Problem description: Identify the lines that include the word "форме", then copy all of them.

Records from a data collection
━━━━━━━━━━━━━━━━

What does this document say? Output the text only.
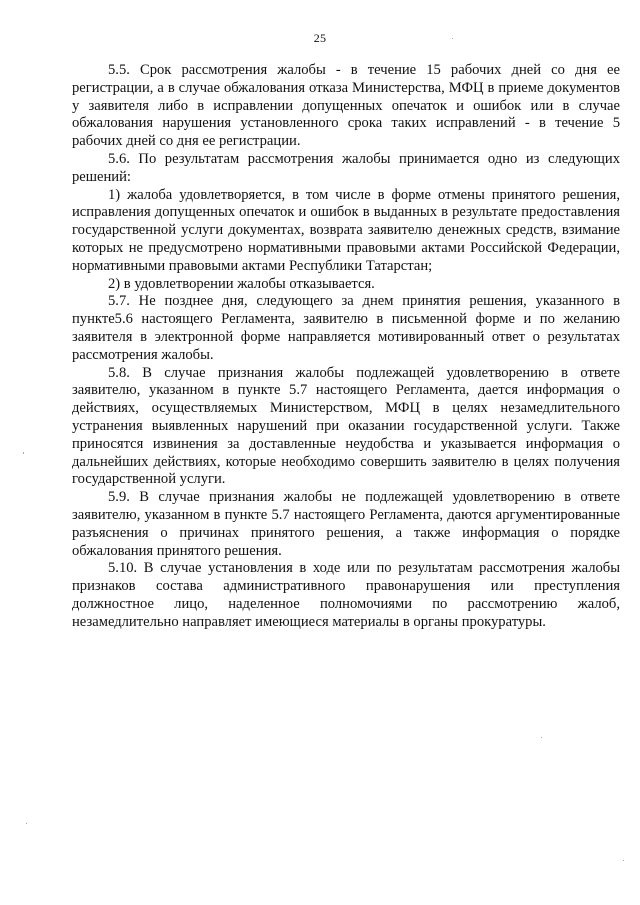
25

5.5. Срок рассмотрения жалобы - в течение 15 рабочих дней со дня ее регистрации, а в случае обжалования отказа Министерства, МФЦ в приеме документов у заявителя либо в исправлении допущенных опечаток и ошибок или в случае обжалования нарушения установленного срока таких исправлений - в течение 5 рабочих дней со дня ее регистрации.

5.6. По результатам рассмотрения жалобы принимается одно из следующих решений:

1) жалоба удовлетворяется, в том числе в форме отмены принятого решения, исправления допущенных опечаток и ошибок в выданных в результате предоставления государственной услуги документах, возврата заявителю денежных средств, взимание которых не предусмотрено нормативными правовыми актами Российской Федерации, нормативными правовыми актами Республики Татарстан;

2) в удовлетворении жалобы отказывается.

5.7. Не позднее дня, следующего за днем принятия решения, указанного в пункте5.6 настоящего Регламента, заявителю в письменной форме и по желанию заявителя в электронной форме направляется мотивированный ответ о результатах рассмотрения жалобы.

5.8. В случае признания жалобы подлежащей удовлетворению в ответе заявителю, указанном в пункте 5.7 настоящего Регламента, дается информация о действиях, осуществляемых Министерством, МФЦ в целях незамедлительного устранения выявленных нарушений при оказании государственной услуги. Также приносятся извинения за доставленные неудобства и указывается информация о дальнейших действиях, которые необходимо совершить заявителю в целях получения государственной услуги.

5.9. В случае признания жалобы не подлежащей удовлетворению в ответе заявителю, указанном в пункте 5.7 настоящего Регламента, даются аргументированные разъяснения о причинах принятого решения, а также информация о порядке обжалования принятого решения.

5.10. В случае установления в ходе или по результатам рассмотрения жалобы признаков состава административного правонарушения или преступления должностное лицо, наделенное полномочиями по рассмотрению жалоб, незамедлительно направляет имеющиеся материалы в органы прокуратуры.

━━━━━━━━━━━━━━━━

Output below:
1) жалоба удовлетворяется, в том числе в форме отмены принятого решения, исправления допущенных опечаток и ошибок в выданных в результате предоставления государственной услуги документах, возврата заявителю денежных средств, взимание которых не предусмотрено нормативными правовыми актами Российской Федерации, нормативными правовыми актами Республики Татарстан;
5.7. Не позднее дня, следующего за днем принятия решения, указанного в пункте5.6 настоящего Регламента, заявителю в письменной форме и по желанию заявителя в электронной форме направляется мотивированный ответ о результатах рассмотрения жалобы.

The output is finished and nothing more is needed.